--- Begin Data for processing ---
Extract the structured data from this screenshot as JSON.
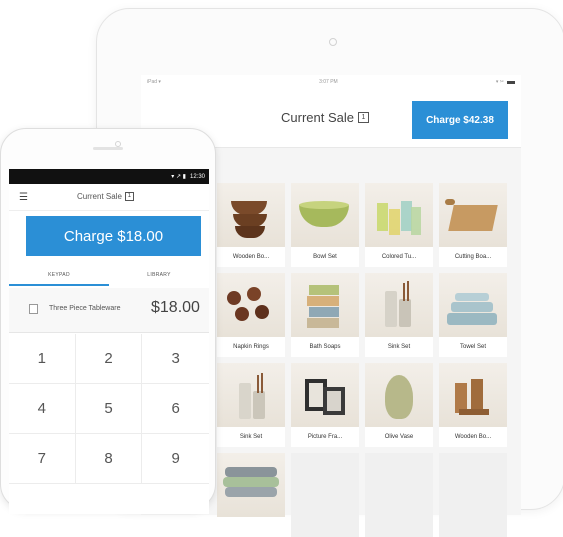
{
  "tablet": {
    "status": {
      "left": "iPad ▾",
      "time": "3:07 PM",
      "right": "▾ ✂"
    },
    "header": {
      "title": "Current Sale",
      "badge": "1",
      "charge_label": "Charge $42.38"
    },
    "items": [
      {
        "label": "Wooden Bo...",
        "icon": "wooden-bowls"
      },
      {
        "label": "Bowl Set",
        "icon": "bowl"
      },
      {
        "label": "Colored Tu...",
        "icon": "tumblers"
      },
      {
        "label": "Cutting Boa...",
        "icon": "cutting-board"
      },
      {
        "label": "Napkin Rings",
        "icon": "napkin-rings"
      },
      {
        "label": "Bath Soaps",
        "icon": "soaps"
      },
      {
        "label": "Sink Set",
        "icon": "sink-set"
      },
      {
        "label": "Towel Set",
        "icon": "towels"
      },
      {
        "label": "Sink Set",
        "icon": "sink-set"
      },
      {
        "label": "Picture Fra...",
        "icon": "picture-frames"
      },
      {
        "label": "Olive Vase",
        "icon": "vase"
      },
      {
        "label": "Wooden Bo...",
        "icon": "wooden-boxes"
      },
      {
        "label": "",
        "icon": "stacked-cushions"
      }
    ]
  },
  "phone": {
    "status": {
      "icons": "▾ ↗ ▮",
      "time": "12:30"
    },
    "header": {
      "menu_icon": "☰",
      "title": "Current Sale",
      "badge": "1"
    },
    "charge_label": "Charge $18.00",
    "tabs": [
      {
        "label": "KEYPAD"
      },
      {
        "label": "LIBRARY"
      }
    ],
    "line_item": {
      "name": "Three Piece Tableware",
      "price": "$18.00"
    },
    "keypad": [
      "1",
      "2",
      "3",
      "4",
      "5",
      "6",
      "7",
      "8",
      "9"
    ]
  },
  "colors": {
    "accent": "#2b8fd6"
  }
}
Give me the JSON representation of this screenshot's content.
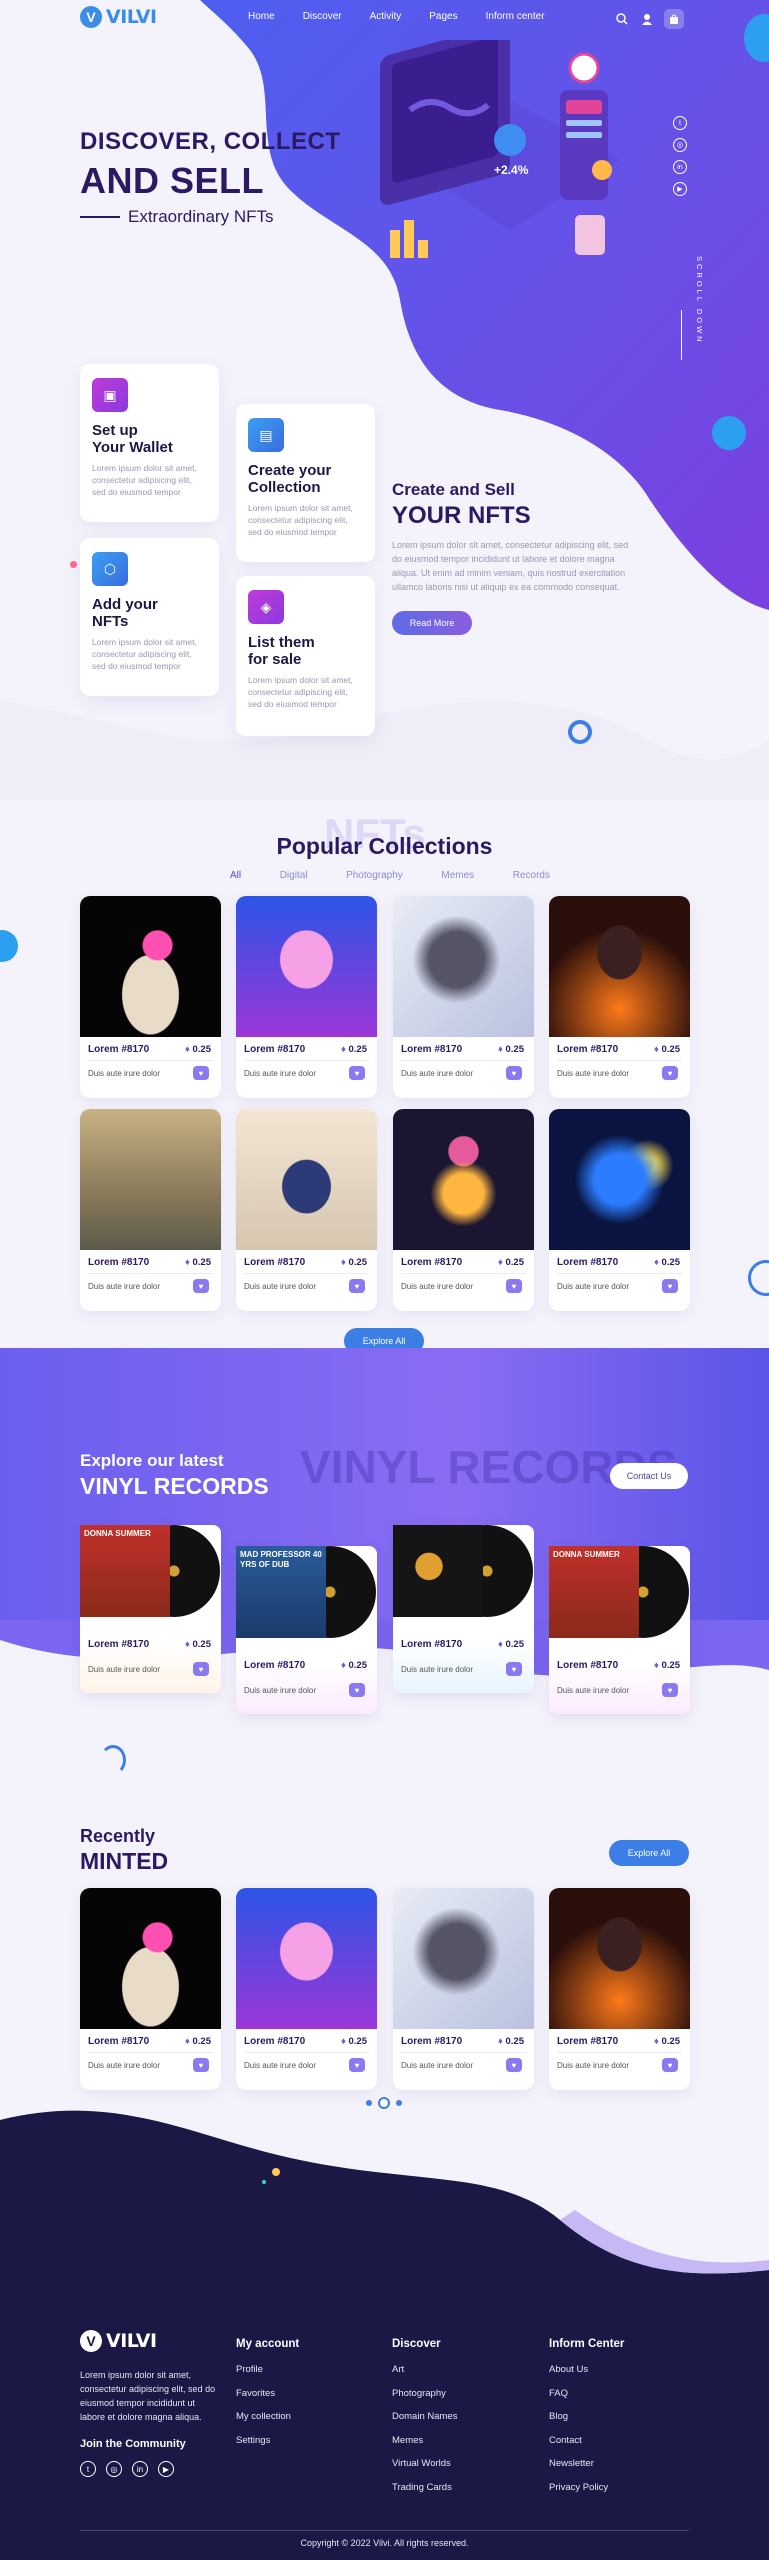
{
  "header": {
    "logo": "VILVI",
    "nav": [
      "Home",
      "Discover",
      "Activity",
      "Pages",
      "Inform center"
    ]
  },
  "hero": {
    "line1": "DISCOVER, COLLECT",
    "line2": "AND SELL",
    "line3": "Extraordinary NFTs",
    "scroll": "SCROLL DOWN",
    "stat": "+2.4%"
  },
  "steps": [
    {
      "title_a": "Set up",
      "title_b": "Your Wallet",
      "text": "Lorem ipsum dolor sit amet, consectetur adipiscing elit, sed do eiusmod tempor"
    },
    {
      "title_a": "Create your",
      "title_b": "Collection",
      "text": "Lorem ipsum dolor sit amet, consectetur adipiscing elit, sed do eiusmod tempor"
    },
    {
      "title_a": "Add your",
      "title_b": "NFTs",
      "text": "Lorem ipsum dolor sit amet, consectetur adipiscing elit, sed do eiusmod tempor"
    },
    {
      "title_a": "List them",
      "title_b": "for sale",
      "text": "Lorem ipsum dolor sit amet, consectetur adipiscing elit, sed do eiusmod tempor"
    }
  ],
  "sell": {
    "title_a": "Create and Sell",
    "title_b": "YOUR NFTS",
    "text": "Lorem ipsum dolor sit amet, consectetur adipiscing elit, sed do eiusmod tempor incididunt ut labore et dolore magna aliqua. Ut enim ad minim veniam, quis nostrud exercitation ullamco laboris nisi ut aliquip ex ea commodo consequat.",
    "button": "Read More"
  },
  "popular": {
    "ghost": "NFTs",
    "title": "Popular Collections",
    "filters": [
      "All",
      "Digital",
      "Photography",
      "Memes",
      "Records"
    ],
    "items": [
      {
        "name": "Lorem #8170",
        "price": "0.25",
        "desc": "Duis aute irure dolor"
      },
      {
        "name": "Lorem #8170",
        "price": "0.25",
        "desc": "Duis aute irure dolor"
      },
      {
        "name": "Lorem #8170",
        "price": "0.25",
        "desc": "Duis aute irure dolor"
      },
      {
        "name": "Lorem #8170",
        "price": "0.25",
        "desc": "Duis aute irure dolor"
      },
      {
        "name": "Lorem #8170",
        "price": "0.25",
        "desc": "Duis aute irure dolor"
      },
      {
        "name": "Lorem #8170",
        "price": "0.25",
        "desc": "Duis aute irure dolor"
      },
      {
        "name": "Lorem #8170",
        "price": "0.25",
        "desc": "Duis aute irure dolor"
      },
      {
        "name": "Lorem #8170",
        "price": "0.25",
        "desc": "Duis aute irure dolor"
      }
    ],
    "button": "Explore All"
  },
  "vinyl": {
    "ghost": "VINYL RECORDS",
    "title_a": "Explore our latest",
    "title_b": "VINYL RECORDS",
    "button": "Contact Us",
    "items": [
      {
        "name": "Lorem #8170",
        "price": "0.25",
        "desc": "Duis aute irure dolor",
        "cover": "DONNA SUMMER"
      },
      {
        "name": "Lorem #8170",
        "price": "0.25",
        "desc": "Duis aute irure dolor",
        "cover": "MAD PROFESSOR 40 YRS OF DUB"
      },
      {
        "name": "Lorem #8170",
        "price": "0.25",
        "desc": "Duis aute irure dolor",
        "cover": ""
      },
      {
        "name": "Lorem #8170",
        "price": "0.25",
        "desc": "Duis aute irure dolor",
        "cover": "DONNA SUMMER"
      }
    ]
  },
  "recent": {
    "title_a": "Recently",
    "title_b": "MINTED",
    "button": "Explore All",
    "items": [
      {
        "name": "Lorem #8170",
        "price": "0.25",
        "desc": "Duis aute irure dolor"
      },
      {
        "name": "Lorem #8170",
        "price": "0.25",
        "desc": "Duis aute irure dolor"
      },
      {
        "name": "Lorem #8170",
        "price": "0.25",
        "desc": "Duis aute irure dolor"
      },
      {
        "name": "Lorem #8170",
        "price": "0.25",
        "desc": "Duis aute irure dolor"
      }
    ]
  },
  "footer": {
    "logo": "VILVI",
    "about": "Lorem ipsum dolor sit amet, consectetur adipiscing elit, sed do eiusmod tempor incididunt ut labore et dolore magna aliqua.",
    "join": "Join the Community",
    "columns": [
      {
        "title": "My account",
        "links": [
          "Profile",
          "Favorites",
          "My collection",
          "Settings"
        ]
      },
      {
        "title": "Discover",
        "links": [
          "Art",
          "Photography",
          "Domain Names",
          "Memes",
          "Virtual Worlds",
          "Trading Cards"
        ]
      },
      {
        "title": "Inform Center",
        "links": [
          "About Us",
          "FAQ",
          "Blog",
          "Contact",
          "Newsletter",
          "Privacy Policy"
        ]
      }
    ],
    "copyright": "Copyright © 2022 Vilvi. All rights reserved."
  }
}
--- End Data for processing ---
▸ **What you have to do**
Search the data for the word "labore" and copy each line where it appears.

▸ **Answer to the problem**
    "text": "Lorem ipsum dolor sit amet, consectetur adipiscing elit, sed do eiusmod tempor incididunt ut labore et dolore magna aliqua. Ut enim ad minim veniam, quis nostrud exercitation ullamco laboris nisi ut aliquip ex ea commodo consequat.",
    "about": "Lorem ipsum dolor sit amet, consectetur adipiscing elit, sed do eiusmod tempor incididunt ut labore et dolore magna aliqua.",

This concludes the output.